## Goal
Find the lines containing the word "alert" and copy every one of them.

(Extracted data entries)

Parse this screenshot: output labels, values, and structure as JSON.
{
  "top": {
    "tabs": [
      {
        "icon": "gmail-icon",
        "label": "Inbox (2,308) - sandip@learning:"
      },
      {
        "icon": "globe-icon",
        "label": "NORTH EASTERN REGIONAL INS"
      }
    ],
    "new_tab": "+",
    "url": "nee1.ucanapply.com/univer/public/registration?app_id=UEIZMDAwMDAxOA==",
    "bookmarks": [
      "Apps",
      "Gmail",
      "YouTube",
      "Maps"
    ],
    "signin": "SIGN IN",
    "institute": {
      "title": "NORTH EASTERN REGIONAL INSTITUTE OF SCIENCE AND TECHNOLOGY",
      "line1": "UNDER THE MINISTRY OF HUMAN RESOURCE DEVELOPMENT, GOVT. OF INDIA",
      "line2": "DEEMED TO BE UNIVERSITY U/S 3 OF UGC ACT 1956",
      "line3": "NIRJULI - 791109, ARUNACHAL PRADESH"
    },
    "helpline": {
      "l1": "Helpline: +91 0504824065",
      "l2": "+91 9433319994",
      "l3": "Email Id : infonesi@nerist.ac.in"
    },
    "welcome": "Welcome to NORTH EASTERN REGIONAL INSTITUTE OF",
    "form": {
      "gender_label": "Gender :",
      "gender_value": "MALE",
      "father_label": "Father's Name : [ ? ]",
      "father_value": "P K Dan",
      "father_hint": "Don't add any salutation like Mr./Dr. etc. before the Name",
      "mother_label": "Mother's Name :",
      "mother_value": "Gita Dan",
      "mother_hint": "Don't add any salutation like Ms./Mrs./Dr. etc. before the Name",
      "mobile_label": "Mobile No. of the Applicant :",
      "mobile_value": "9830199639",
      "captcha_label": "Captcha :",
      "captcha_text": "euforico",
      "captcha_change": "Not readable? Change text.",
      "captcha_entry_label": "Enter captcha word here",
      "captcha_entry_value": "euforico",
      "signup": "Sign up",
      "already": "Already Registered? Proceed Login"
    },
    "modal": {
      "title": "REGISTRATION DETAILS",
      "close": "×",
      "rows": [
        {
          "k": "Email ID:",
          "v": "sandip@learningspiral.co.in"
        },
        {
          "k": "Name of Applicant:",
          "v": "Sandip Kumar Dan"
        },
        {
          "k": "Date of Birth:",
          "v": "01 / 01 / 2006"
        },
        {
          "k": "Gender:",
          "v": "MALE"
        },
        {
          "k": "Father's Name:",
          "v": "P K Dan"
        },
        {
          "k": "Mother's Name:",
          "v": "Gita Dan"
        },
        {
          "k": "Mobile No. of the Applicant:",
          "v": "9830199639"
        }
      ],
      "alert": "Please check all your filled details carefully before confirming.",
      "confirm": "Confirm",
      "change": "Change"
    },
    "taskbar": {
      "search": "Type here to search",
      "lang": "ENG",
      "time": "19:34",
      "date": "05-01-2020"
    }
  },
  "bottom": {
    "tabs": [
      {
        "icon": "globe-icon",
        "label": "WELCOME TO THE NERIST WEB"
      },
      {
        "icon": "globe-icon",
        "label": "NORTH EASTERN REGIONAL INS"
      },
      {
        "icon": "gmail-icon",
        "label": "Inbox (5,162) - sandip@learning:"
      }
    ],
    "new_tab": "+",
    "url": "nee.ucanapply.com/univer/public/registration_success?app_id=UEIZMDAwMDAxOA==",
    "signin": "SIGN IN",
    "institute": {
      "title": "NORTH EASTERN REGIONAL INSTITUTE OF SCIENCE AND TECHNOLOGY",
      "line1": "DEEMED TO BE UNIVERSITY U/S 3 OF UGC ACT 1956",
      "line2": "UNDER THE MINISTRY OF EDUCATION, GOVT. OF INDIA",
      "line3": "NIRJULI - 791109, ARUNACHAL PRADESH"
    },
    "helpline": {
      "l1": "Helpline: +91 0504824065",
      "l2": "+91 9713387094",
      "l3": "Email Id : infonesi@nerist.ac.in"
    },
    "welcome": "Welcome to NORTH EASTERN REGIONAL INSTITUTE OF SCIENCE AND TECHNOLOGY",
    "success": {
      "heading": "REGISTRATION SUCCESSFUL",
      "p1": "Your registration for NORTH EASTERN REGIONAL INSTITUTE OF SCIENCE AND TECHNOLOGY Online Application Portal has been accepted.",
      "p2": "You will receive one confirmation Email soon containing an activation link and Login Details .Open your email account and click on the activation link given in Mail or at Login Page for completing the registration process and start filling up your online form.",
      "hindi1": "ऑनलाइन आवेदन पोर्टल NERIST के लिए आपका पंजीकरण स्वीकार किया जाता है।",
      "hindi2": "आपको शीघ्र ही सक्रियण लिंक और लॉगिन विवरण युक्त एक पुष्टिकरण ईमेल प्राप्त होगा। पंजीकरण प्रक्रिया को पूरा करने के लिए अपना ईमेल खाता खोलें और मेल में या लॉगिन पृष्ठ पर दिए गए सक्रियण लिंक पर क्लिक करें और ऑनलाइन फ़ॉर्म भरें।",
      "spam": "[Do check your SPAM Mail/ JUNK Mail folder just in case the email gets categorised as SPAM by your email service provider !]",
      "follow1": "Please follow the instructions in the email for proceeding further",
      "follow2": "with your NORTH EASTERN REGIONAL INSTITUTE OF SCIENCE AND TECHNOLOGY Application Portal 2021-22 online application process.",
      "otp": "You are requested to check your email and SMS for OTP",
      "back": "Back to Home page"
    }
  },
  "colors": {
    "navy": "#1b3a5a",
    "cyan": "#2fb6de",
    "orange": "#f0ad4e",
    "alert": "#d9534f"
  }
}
* * *
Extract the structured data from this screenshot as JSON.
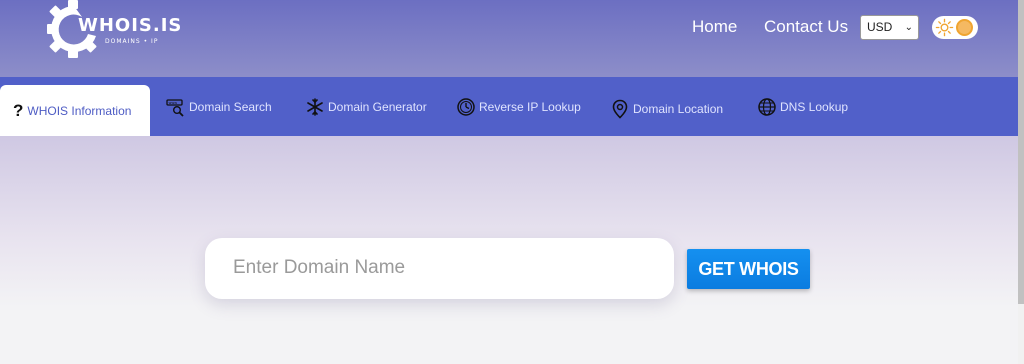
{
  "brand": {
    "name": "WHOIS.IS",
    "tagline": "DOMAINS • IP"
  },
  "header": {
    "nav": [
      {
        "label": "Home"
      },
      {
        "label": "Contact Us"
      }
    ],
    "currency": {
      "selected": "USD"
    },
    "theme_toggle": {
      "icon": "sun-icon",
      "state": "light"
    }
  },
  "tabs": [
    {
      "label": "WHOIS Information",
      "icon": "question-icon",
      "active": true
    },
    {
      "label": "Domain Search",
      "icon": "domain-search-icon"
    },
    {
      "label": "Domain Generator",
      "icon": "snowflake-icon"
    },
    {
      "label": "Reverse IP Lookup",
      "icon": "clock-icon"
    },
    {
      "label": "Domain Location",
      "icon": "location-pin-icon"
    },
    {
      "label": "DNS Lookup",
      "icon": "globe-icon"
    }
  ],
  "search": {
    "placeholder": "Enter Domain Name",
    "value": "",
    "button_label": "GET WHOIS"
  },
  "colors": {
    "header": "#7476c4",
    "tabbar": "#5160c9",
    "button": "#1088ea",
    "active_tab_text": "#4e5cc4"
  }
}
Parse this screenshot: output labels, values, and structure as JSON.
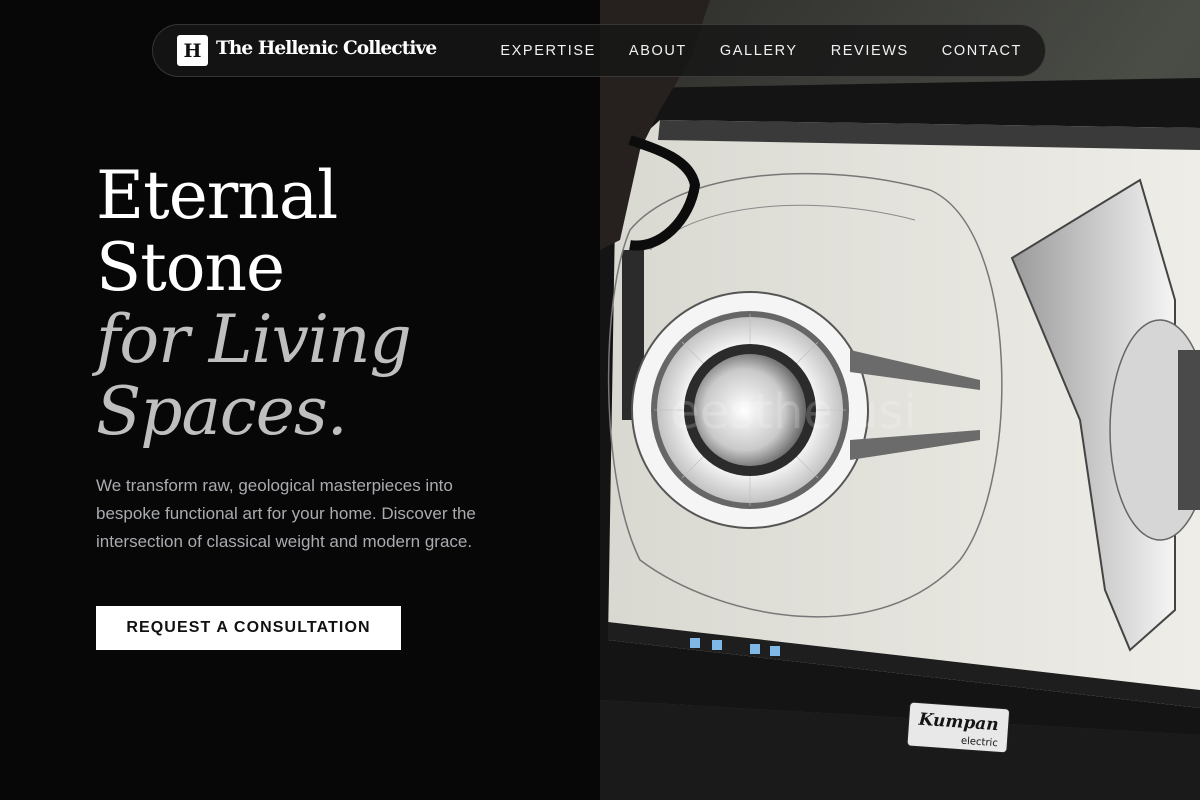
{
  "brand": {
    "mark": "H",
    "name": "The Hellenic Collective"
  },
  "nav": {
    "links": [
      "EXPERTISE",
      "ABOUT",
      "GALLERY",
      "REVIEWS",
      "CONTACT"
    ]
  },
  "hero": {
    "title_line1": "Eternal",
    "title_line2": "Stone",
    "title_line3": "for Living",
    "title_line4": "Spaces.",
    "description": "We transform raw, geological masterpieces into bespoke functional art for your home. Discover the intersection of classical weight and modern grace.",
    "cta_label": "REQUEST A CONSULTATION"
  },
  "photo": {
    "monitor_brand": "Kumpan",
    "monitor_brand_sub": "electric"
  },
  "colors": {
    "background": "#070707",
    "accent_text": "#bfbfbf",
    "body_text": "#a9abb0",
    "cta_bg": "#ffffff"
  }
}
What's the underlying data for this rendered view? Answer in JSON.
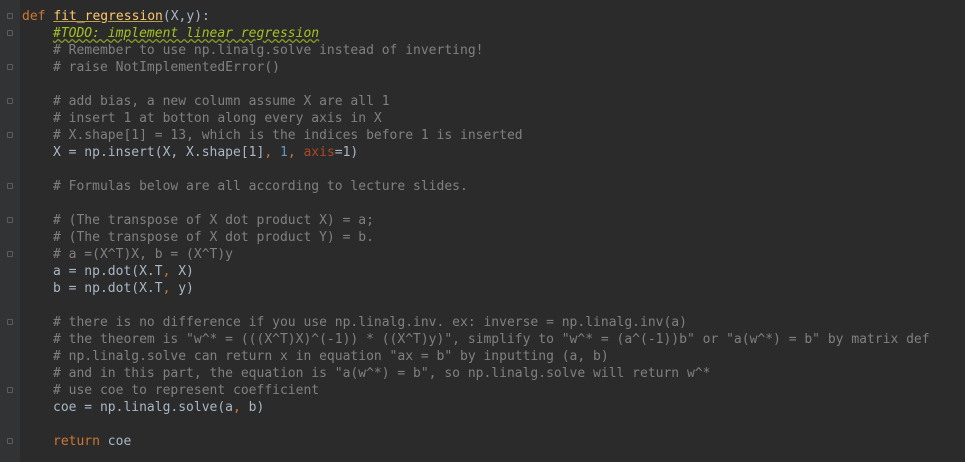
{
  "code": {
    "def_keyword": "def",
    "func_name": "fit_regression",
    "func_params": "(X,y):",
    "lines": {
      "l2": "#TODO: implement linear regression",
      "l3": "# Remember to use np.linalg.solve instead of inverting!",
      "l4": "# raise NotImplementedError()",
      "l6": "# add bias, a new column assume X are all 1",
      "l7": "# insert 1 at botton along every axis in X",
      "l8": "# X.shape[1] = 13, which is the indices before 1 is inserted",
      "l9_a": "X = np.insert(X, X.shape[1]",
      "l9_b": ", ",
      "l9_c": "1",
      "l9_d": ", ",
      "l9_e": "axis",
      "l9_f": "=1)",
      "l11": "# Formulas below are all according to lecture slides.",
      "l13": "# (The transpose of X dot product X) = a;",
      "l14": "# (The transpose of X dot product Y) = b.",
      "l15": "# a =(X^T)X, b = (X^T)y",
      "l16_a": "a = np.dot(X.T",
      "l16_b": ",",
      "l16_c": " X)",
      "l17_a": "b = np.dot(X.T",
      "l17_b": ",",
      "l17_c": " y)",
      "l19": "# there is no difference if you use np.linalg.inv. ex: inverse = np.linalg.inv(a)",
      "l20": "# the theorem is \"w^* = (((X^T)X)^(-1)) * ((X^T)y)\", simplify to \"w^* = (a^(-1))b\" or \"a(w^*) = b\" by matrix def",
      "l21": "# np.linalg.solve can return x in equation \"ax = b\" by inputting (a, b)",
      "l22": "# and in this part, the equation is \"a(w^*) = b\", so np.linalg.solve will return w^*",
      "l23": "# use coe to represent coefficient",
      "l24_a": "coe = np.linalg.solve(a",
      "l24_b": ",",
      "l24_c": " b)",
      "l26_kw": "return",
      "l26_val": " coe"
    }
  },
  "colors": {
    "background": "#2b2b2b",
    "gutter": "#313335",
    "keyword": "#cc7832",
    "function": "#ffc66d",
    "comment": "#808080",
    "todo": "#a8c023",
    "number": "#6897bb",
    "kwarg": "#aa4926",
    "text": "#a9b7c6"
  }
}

## Result
      "alert": "Please check all your filled details carefully before confirming.",
    "alert": "#d9534f"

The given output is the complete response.